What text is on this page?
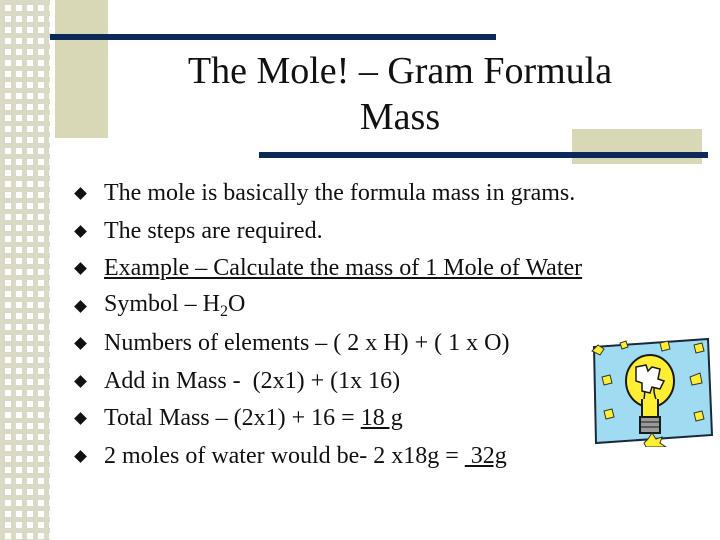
The Mole! – Gram Formula
Mass
The mole is basically the formula mass in grams.
The steps are required.
Example – Calculate the mass of 1 Mole of Water
Symbol – $H_2O$
Numbers of elements – ( 2 x H) + ( 1 x O)
Add in Mass -  (2x1) + (1x 16)
Total Mass – (2x1) + 16 = 18 g
2 moles of water would be- 2 x18g =  32g
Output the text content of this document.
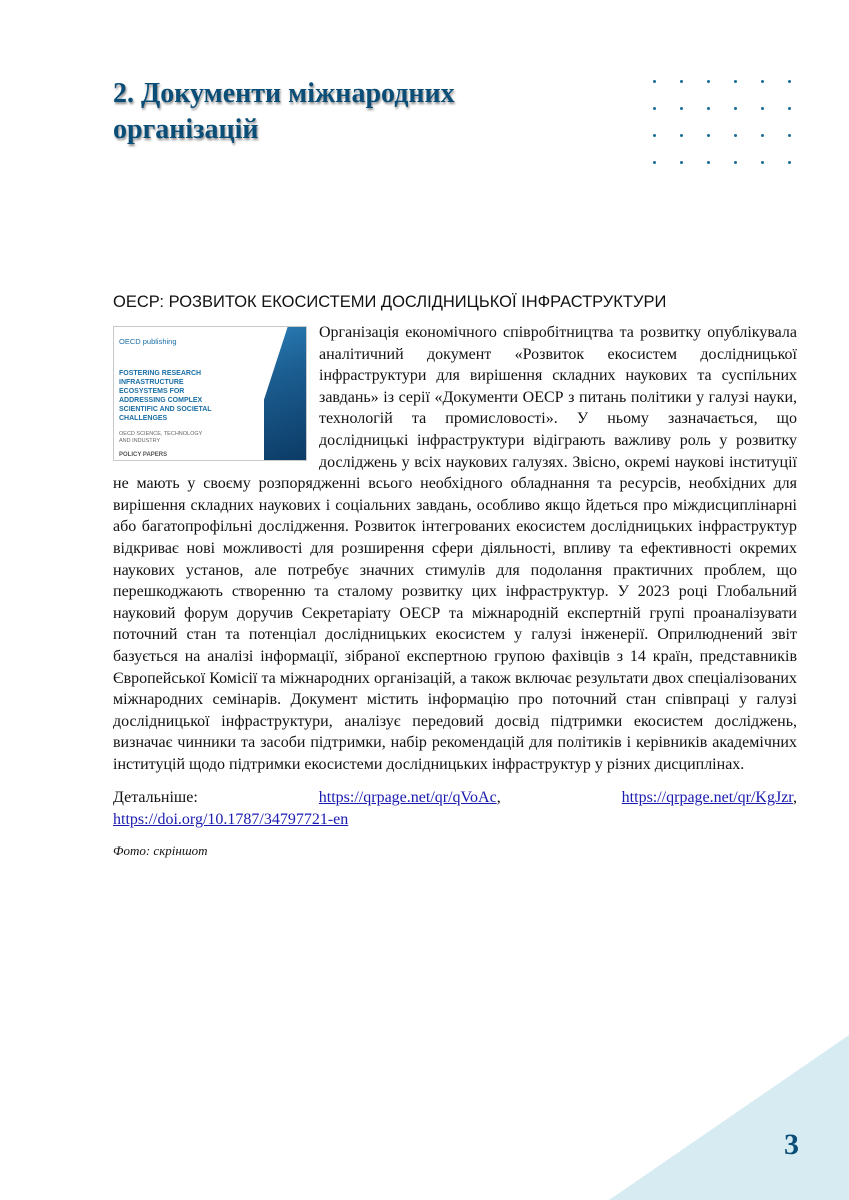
2. Документи міжнародних організацій
ОЕСР: РОЗВИТОК ЕКОСИСТЕМИ ДОСЛІДНИЦЬКОЇ ІНФРАСТРУКТУРИ
OECD publishing
FOSTERING RESEARCH
INFRASTRUCTURE
ECOSYSTEMS FOR
ADDRESSING COMPLEX
SCIENTIFIC AND SOCIETAL
CHALLENGES
OECD SCIENCE, TECHNOLOGY
AND INDUSTRY
POLICY PAPERS

Організація економічного співробітництва та розвитку опублікувала аналітичний документ «Розвиток екосистем дослідницької інфраструктури для вирішення складних наукових та суспільних завдань» із серії «Документи ОЕСР з питань політики у галузі науки, технологій та промисловості». У ньому зазначається, що дослідницькі інфраструктури відіграють важливу роль у розвитку досліджень у всіх наукових галузях. Звісно, окремі наукові інституції не мають у своєму розпорядженні всього необхідного обладнання та ресурсів, необхідних для вирішення складних наукових і соціальних завдань, особливо якщо йдеться про міждисциплінарні або багатопрофільні дослідження. Розвиток інтегрованих екосистем дослідницьких інфраструктур відкриває нові можливості для розширення сфери діяльності, впливу та ефективності окремих наукових установ, але потребує значних стимулів для подолання практичних проблем, що перешкоджають створенню та сталому розвитку цих інфраструктур. У 2023 році Глобальний науковий форум доручив Секретаріату ОЕСР та міжнародній експертній групі проаналізувати поточний стан та потенціал дослідницьких екосистем у галузі інженерії. Оприлюднений звіт базується на аналізі інформації, зібраної експертною групою фахівців з 14 країн, представників Європейської Комісії та міжнародних організацій, а також включає результати двох спеціалізованих міжнародних семінарів. Документ містить інформацію про поточний стан співпраці у галузі дослідницької інфраструктури, аналізує передовий досвід підтримки екосистем досліджень, визначає чинники та засоби підтримки, набір рекомендацій для політиків і керівників академічних інституцій щодо підтримки екосистеми дослідницьких інфраструктур у різних дисциплінах.

Детальніше:	https://qrpage.net/qr/qVoAc,	https://qrpage.net/qr/KgJzr,

https://doi.org/10.1787/34797721-en

Фото: скріншот

3
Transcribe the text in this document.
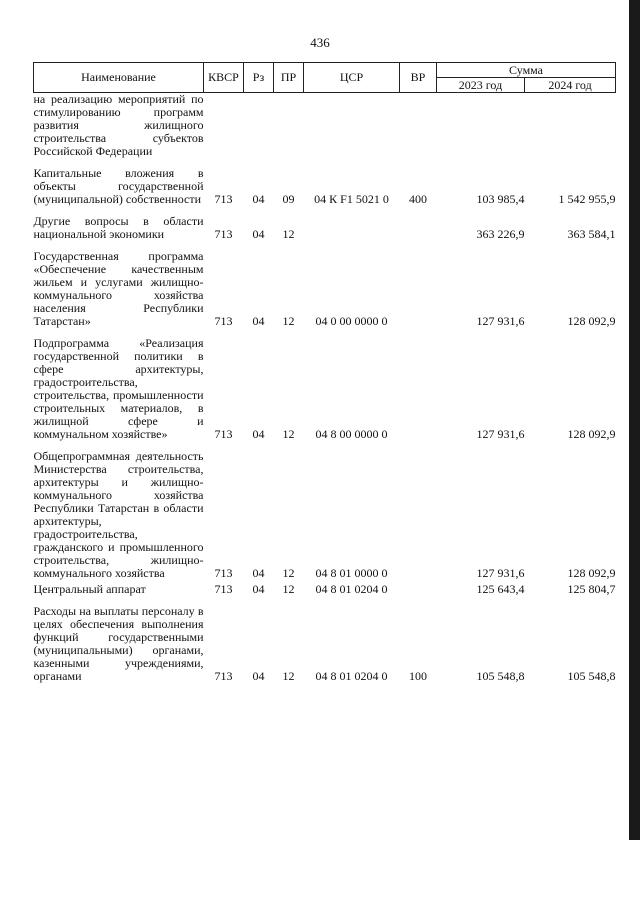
436
Наименование	КВСР	Рз	ПР	ЦСР	ВР	Сумма	
						2023 год	2024 год
на реализацию мероприятий по стимулированию программ развития жилищного строительства субъектов Российской Федерации							

Капитальные вложения в объекты государственной (муниципальной) собственности	713	04	09	04 К F1 5021 0	400	103 985,4	1 542 955,9

Другие вопросы в области национальной экономики	713	04	12			363 226,9	363 584,1

Государственная программа «Обеспечение качественным жильем и услугами жилищно-коммунального хозяйства населения Республики Татарстан»	713	04	12	04 0 00 0000 0		127 931,6	128 092,9

Подпрограмма «Реализация государственной политики в сфере архитектуры, градостроительства, строительства, промышленности строительных материалов, в жилищной сфере и коммунальном хозяйстве»	713	04	12	04 8 00 0000 0		127 931,6	128 092,9

Общепрограммная деятельность Министерства строительства, архитектуры и жилищно-коммунального хозяйства Республики Татарстан в области архитектуры, градостроительства, гражданского и промышленного строительства, жилищно-коммунального хозяйства	713	04	12	04 8 01 0000 0		127 931,6	128 092,9

Центральный аппарат	713	04	12	04 8 01 0204 0		125 643,4	125 804,7

Расходы на выплаты персоналу в целях обеспечения выполнения функций государственными (муниципальными) органами, казенными учреждениями, органами	713	04	12	04 8 01 0204 0	100	105 548,8	105 548,8
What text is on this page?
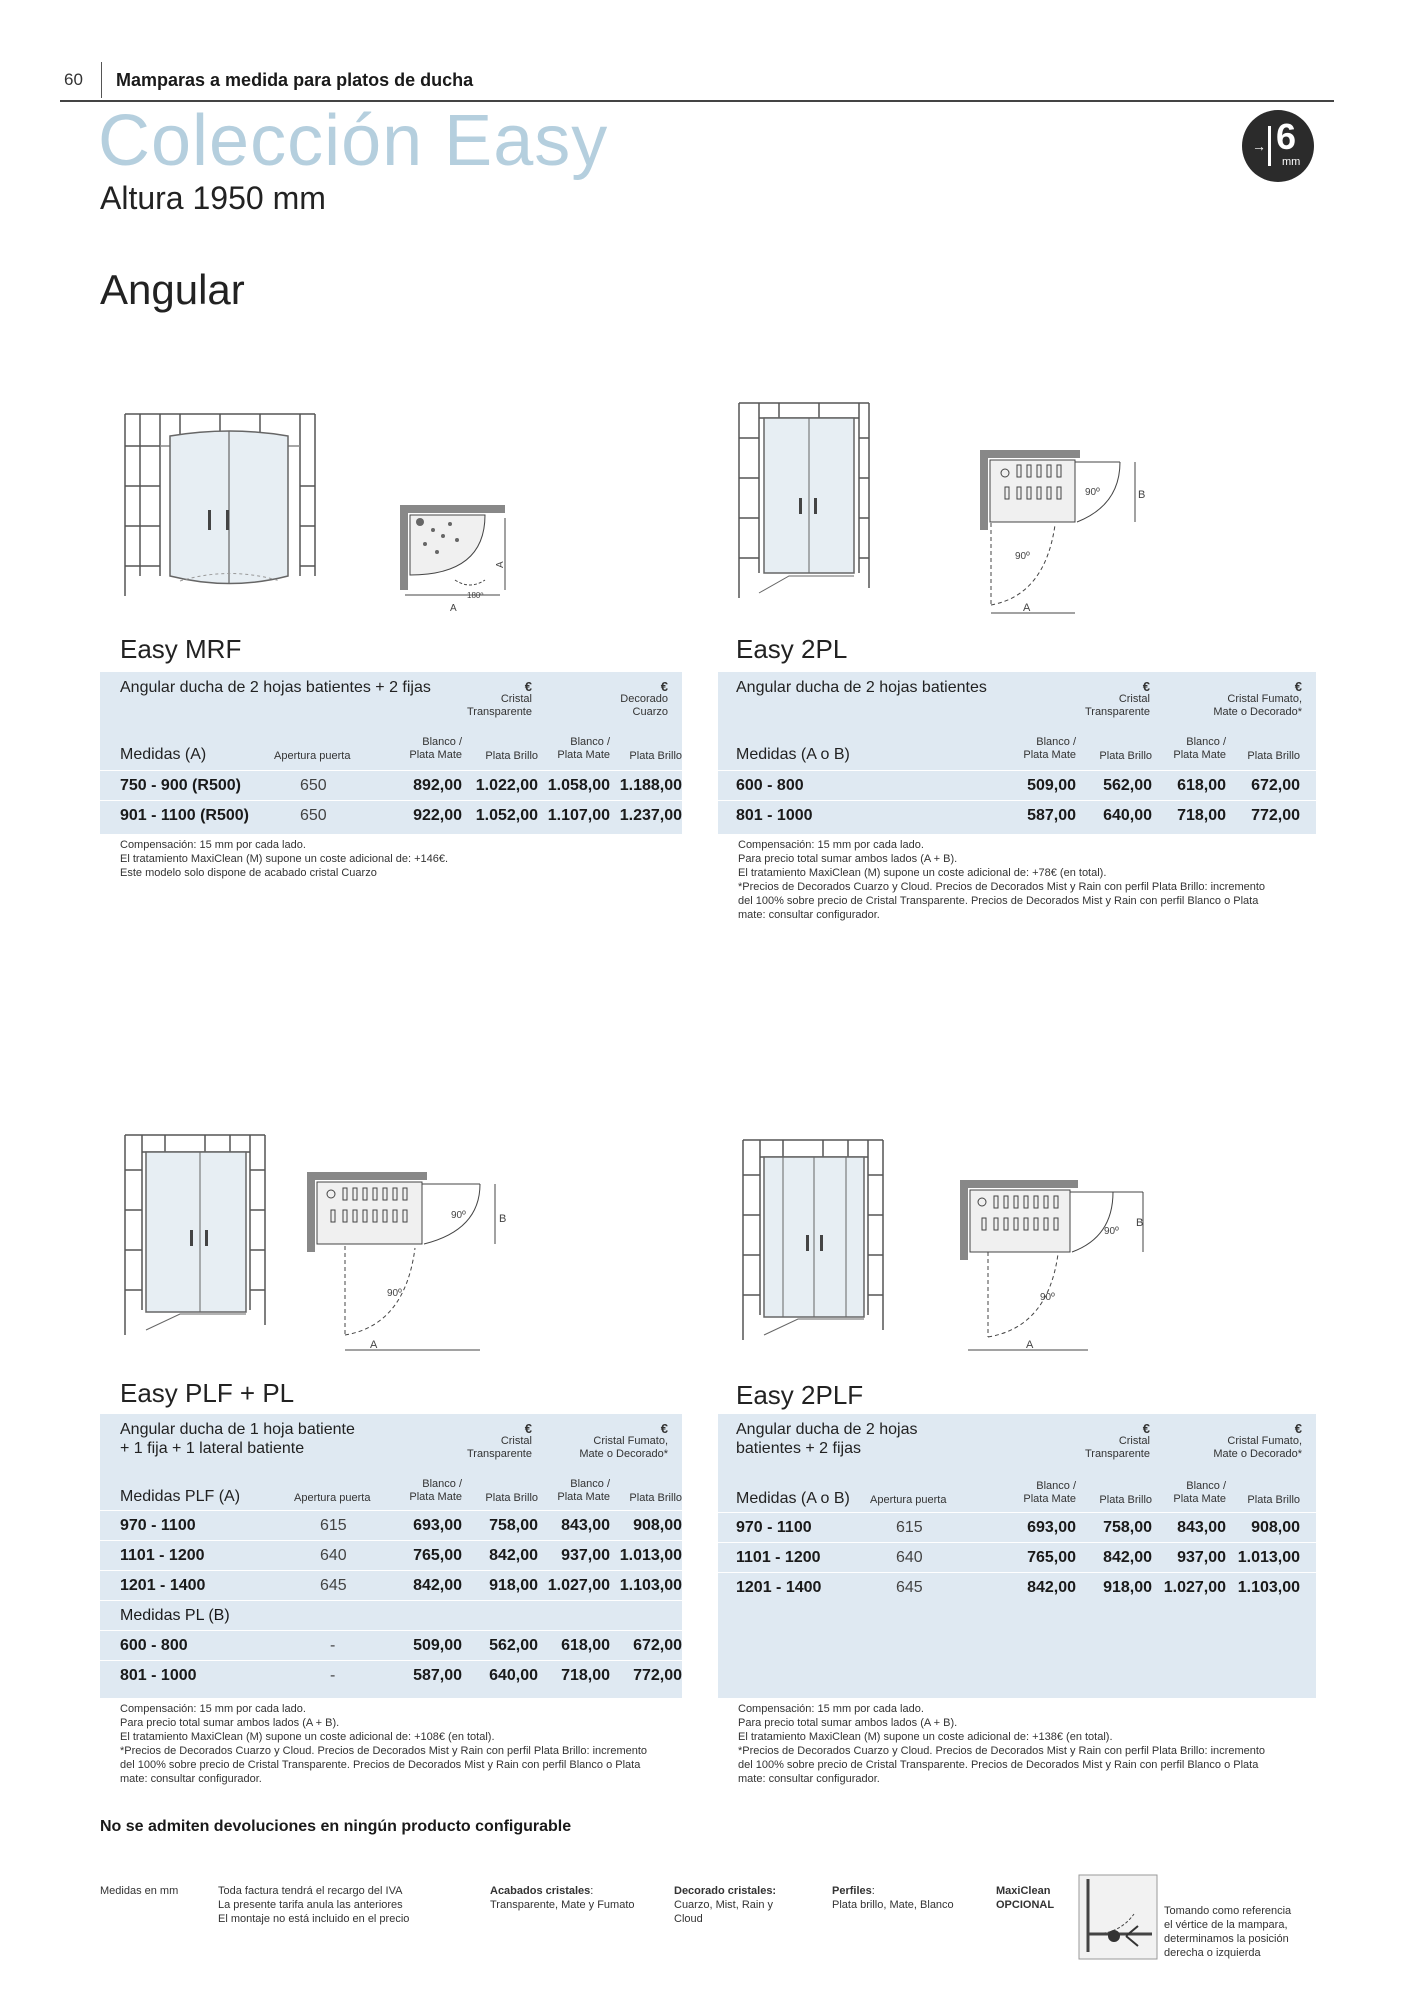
60 Mamparas a medida para platos de ducha
Colección Easy
Altura 1950 mm
Angular
→ 6
mm
A
A
180º
Easy MRF
Angular ducha de 2 hojas batientes + 2 fijas	€
Cristal
Transparente
€
Decorado
Cuarzo
Medidas (A)	Apertura puerta
Blanco /
Plata Mate	Plata Brillo
Blanco /
Plata Mate	Plata Brillo
750 - 900 (R500)	650	892,00 1.022,00 1.058,00 1.188,00
901 - 1100 (R500)	650	922,00 1.052,00 1.107,00 1.237,00
Compensación: 15 mm por cada lado.
El tratamiento MaxiClean (M) supone un coste adicional de: +146€.
Este modelo solo dispone de acabado cristal Cuarzo
90º
90º
B
A
Easy 2PL
Angular ducha de 2 hojas batientes	€
Cristal
Transparente
€
Cristal Fumato,
Mate o Decorado*
Medidas (A o B)
Blanco /
Plata Mate	Plata Brillo
Blanco /
Plata Mate	Plata Brillo
600 - 800	509,00	562,00	618,00	672,00
801 - 1000	587,00	640,00	718,00	772,00
Compensación: 15 mm por cada lado.
Para precio total sumar ambos lados (A + B).
El tratamiento MaxiClean (M) supone un coste adicional de: +78€ (en total).
*Precios de Decorados Cuarzo y Cloud. Precios de Decorados Mist y Rain con perfil Plata Brillo: incremento
del 100% sobre precio de Cristal Transparente. Precios de Decorados Mist y Rain con perfil Blanco o Plata
mate: consultar configurador.
90º
90º
B
A
Easy PLF + PL
Angular ducha de 1 hoja batiente
+ 1 fija + 1 lateral batiente
€
Cristal
Transparente
€
Cristal Fumato,
Mate o Decorado*
Medidas PLF (A)	Apertura puerta
Blanco /
Plata Mate	Plata Brillo
Blanco /
Plata Mate	Plata Brillo
970 - 1100	615	693,00	758,00	843,00	908,00
1101 - 1200	640	765,00	842,00	937,00 1.013,00
1201 - 1400	645	842,00	918,00 1.027,00 1.103,00
Medidas PL (B)
600 - 800	-	509,00	562,00	618,00	672,00
801 - 1000	-	587,00	640,00	718,00	772,00
Compensación: 15 mm por cada lado.
Para precio total sumar ambos lados (A + B).
El tratamiento MaxiClean (M) supone un coste adicional de: +108€ (en total).
*Precios de Decorados Cuarzo y Cloud. Precios de Decorados Mist y Rain con perfil Plata Brillo: incremento
del 100% sobre precio de Cristal Transparente. Precios de Decorados Mist y Rain con perfil Blanco o Plata
mate: consultar configurador.
90º
90º
B
A
Easy 2PLF
Angular ducha de 2 hojas
batientes + 2 fijas
€
Cristal
Transparente
€
Cristal Fumato,
Mate o Decorado*
Medidas (A o B) Apertura puerta
Blanco /
Plata Mate	Plata Brillo
Blanco /
Plata Mate	Plata Brillo
970 - 1100	615	693,00	758,00	843,00	908,00
1101 - 1200	640	765,00	842,00	937,00 1.013,00
1201 - 1400	645	842,00	918,00 1.027,00 1.103,00
Compensación: 15 mm por cada lado.
Para precio total sumar ambos lados (A + B).
El tratamiento MaxiClean (M) supone un coste adicional de: +138€ (en total).
*Precios de Decorados Cuarzo y Cloud. Precios de Decorados Mist y Rain con perfil Plata Brillo: incremento
del 100% sobre precio de Cristal Transparente. Precios de Decorados Mist y Rain con perfil Blanco o Plata
mate: consultar configurador.
No se admiten devoluciones en ningún producto configurable
Medidas en mm	Toda factura tendrá el recargo del IVA
La presente tarifa anula las anteriores
El montaje no está incluido en el precio
Acabados cristales:
Transparente, Mate y Fumato
Decorado cristales:
Cuarzo, Mist, Rain y
Cloud
Perfiles:
Plata brillo, Mate, Blanco
MaxiClean
OPCIONAL	Tomando como referencia
el vértice de la mampara,
determinamos la posición
derecha o izquierda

+ + + +

In the entries above, identify every line with the string "Татарстан".

§ Solution:
Государственная программа «Обеспечение качественным жильем и услугами жилищно-коммунального хозяйства населения Республики Татарстан»	713	04	12	04 0 00 0000 0		127 931,6	128 092,9
Общепрограммная деятельность Министерства строительства, архитектуры и жилищно-коммунального хозяйства Республики Татарстан в области архитектуры, градостроительства, гражданского и промышленного строительства, жилищно-коммунального хозяйства	713	04	12	04 8 01 0000 0		127 931,6	128 092,9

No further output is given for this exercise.